## Dataset excerpt:
+===+
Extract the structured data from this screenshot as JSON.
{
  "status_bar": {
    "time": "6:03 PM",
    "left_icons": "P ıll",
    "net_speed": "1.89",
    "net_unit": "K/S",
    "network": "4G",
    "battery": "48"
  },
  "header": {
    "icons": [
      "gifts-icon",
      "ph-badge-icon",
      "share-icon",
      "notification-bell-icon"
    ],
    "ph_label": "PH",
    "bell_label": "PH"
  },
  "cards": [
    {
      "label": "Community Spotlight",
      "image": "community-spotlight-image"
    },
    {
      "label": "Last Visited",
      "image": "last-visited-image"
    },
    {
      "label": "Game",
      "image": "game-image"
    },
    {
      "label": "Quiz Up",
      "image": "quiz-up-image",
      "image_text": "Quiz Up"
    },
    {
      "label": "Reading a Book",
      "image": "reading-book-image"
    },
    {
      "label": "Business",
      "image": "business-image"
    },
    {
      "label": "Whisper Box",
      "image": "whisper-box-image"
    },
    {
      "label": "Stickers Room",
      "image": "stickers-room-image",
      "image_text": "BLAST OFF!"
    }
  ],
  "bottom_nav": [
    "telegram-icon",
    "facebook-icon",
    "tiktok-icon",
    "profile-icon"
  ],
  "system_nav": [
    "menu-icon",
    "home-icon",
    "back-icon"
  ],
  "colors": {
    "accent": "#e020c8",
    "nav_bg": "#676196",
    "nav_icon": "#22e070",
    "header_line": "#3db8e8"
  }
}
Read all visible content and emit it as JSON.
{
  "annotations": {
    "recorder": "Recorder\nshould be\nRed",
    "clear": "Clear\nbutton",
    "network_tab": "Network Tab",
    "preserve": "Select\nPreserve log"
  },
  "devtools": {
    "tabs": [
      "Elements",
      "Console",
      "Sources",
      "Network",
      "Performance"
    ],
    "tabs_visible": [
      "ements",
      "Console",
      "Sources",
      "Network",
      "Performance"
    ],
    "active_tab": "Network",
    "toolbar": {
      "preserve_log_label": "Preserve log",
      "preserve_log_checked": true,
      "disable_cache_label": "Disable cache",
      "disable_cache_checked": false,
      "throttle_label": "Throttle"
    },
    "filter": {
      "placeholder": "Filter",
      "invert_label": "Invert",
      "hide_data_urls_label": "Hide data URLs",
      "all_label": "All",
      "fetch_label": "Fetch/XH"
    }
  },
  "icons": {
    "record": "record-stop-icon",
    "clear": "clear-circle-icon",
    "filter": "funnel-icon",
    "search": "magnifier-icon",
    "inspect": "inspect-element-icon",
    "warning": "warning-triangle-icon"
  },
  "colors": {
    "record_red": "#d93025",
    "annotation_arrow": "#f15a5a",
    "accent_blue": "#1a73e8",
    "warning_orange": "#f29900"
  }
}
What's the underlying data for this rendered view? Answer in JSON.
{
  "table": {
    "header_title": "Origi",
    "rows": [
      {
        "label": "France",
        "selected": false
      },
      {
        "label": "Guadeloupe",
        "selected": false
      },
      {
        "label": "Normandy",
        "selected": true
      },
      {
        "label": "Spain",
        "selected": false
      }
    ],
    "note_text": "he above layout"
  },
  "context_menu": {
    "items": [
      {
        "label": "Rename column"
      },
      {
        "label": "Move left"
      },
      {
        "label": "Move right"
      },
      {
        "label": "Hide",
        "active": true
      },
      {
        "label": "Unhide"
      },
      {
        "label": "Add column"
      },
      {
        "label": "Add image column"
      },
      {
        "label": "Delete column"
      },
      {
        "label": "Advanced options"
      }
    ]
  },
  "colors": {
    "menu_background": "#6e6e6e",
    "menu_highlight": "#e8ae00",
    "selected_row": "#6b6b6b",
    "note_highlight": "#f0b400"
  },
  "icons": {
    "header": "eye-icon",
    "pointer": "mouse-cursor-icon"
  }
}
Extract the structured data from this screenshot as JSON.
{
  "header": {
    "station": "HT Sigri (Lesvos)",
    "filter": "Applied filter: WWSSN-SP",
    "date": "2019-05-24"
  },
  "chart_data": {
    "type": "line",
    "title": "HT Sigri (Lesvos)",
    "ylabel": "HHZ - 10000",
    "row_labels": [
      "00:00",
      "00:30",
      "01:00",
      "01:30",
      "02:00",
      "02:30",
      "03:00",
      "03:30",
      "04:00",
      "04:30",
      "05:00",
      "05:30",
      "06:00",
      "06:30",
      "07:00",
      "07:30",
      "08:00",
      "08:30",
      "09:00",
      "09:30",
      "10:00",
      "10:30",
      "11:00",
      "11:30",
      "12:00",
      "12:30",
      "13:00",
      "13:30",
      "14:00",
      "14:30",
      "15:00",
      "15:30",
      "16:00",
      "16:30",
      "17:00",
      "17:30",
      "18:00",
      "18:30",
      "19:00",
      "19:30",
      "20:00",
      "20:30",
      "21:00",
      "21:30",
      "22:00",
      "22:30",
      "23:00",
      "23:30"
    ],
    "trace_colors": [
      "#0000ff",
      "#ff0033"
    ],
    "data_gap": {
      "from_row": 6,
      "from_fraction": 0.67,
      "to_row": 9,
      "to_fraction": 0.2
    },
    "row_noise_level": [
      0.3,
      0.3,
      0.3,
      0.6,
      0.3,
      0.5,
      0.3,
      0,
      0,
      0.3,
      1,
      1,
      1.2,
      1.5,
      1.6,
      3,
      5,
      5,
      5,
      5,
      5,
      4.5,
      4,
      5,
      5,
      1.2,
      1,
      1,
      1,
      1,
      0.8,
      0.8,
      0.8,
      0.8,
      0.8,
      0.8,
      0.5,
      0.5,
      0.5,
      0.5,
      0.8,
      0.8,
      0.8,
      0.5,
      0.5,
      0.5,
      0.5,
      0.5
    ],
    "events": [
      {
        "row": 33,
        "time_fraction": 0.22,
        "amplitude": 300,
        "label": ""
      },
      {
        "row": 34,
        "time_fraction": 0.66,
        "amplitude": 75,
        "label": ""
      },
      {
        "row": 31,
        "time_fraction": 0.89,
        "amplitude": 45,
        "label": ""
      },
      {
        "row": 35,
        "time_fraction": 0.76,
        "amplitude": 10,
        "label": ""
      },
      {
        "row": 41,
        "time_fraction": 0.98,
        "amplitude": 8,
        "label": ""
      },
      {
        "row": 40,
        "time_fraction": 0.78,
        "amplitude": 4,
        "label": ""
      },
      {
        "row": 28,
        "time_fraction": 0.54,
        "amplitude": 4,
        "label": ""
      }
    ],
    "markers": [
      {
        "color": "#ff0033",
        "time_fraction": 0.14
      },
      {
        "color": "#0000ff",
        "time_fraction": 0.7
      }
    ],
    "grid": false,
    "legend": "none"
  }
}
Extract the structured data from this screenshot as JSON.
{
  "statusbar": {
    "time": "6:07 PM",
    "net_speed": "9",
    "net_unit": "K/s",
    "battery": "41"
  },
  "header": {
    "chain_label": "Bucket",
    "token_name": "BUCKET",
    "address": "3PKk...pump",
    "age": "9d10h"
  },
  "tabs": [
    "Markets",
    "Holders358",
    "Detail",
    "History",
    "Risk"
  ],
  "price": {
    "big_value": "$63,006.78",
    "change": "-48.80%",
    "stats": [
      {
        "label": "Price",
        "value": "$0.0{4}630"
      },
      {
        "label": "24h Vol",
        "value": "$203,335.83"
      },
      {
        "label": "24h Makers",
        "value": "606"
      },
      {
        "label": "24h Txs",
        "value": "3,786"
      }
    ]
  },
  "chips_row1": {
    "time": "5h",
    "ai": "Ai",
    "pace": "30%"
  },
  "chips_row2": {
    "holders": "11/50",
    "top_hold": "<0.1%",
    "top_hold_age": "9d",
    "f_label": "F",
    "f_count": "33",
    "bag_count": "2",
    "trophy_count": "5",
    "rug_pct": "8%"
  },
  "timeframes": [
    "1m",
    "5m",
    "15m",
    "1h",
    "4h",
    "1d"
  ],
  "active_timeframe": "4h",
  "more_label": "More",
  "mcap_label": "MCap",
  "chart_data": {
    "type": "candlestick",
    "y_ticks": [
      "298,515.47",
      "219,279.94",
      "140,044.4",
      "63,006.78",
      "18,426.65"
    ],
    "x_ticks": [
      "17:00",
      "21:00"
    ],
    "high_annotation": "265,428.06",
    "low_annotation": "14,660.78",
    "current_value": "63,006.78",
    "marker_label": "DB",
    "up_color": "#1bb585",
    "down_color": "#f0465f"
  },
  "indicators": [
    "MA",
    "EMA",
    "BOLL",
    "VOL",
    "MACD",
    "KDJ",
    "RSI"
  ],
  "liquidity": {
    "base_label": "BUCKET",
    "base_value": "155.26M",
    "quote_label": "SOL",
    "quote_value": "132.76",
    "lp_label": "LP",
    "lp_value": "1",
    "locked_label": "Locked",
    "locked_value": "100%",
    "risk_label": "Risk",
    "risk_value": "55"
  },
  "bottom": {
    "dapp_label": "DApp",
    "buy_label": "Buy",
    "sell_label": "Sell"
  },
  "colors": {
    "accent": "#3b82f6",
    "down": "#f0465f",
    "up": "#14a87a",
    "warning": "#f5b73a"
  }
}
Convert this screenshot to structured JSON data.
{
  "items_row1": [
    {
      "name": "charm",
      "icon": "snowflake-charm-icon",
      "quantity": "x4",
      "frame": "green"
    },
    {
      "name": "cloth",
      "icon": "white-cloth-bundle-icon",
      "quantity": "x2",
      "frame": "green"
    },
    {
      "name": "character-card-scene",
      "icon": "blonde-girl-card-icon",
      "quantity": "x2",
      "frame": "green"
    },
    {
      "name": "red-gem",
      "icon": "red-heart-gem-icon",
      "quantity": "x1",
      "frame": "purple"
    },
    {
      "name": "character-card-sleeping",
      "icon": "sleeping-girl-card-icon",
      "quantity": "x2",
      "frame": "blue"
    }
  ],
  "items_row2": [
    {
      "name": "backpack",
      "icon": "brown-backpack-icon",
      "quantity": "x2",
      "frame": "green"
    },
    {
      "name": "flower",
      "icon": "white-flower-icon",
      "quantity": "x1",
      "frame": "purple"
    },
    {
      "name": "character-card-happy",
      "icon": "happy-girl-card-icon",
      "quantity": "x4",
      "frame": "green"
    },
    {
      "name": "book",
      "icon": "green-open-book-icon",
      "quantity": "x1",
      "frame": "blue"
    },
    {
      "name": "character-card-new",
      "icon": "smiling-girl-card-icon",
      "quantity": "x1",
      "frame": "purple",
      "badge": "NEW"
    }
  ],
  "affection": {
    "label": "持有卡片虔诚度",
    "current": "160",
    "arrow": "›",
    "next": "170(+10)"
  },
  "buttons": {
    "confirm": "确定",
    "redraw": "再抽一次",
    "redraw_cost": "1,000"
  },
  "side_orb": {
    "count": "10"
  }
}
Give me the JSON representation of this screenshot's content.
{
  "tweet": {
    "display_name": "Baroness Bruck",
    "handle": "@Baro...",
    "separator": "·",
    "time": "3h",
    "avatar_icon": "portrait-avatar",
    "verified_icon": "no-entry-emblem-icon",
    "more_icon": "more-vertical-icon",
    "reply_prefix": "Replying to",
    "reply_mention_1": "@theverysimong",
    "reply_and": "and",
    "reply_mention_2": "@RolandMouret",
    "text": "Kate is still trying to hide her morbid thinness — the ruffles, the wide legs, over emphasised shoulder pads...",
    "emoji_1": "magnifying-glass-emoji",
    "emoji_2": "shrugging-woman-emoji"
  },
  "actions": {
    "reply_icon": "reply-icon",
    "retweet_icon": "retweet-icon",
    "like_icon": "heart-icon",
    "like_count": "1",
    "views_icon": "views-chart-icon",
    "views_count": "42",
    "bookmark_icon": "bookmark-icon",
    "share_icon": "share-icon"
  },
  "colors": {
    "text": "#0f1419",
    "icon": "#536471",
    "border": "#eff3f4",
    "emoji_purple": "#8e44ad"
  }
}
+===+
## WHAT TO WORK ON:
Scan the lines for the string "amplitude". Copy out each line that matches.

## SOLUTION FOR THIS EXERCISE:
        "amplitude": 300,
        "amplitude": 75,
        "amplitude": 45,
        "amplitude": 10,
        "amplitude": 8,
        "amplitude": 4,
        "amplitude": 4,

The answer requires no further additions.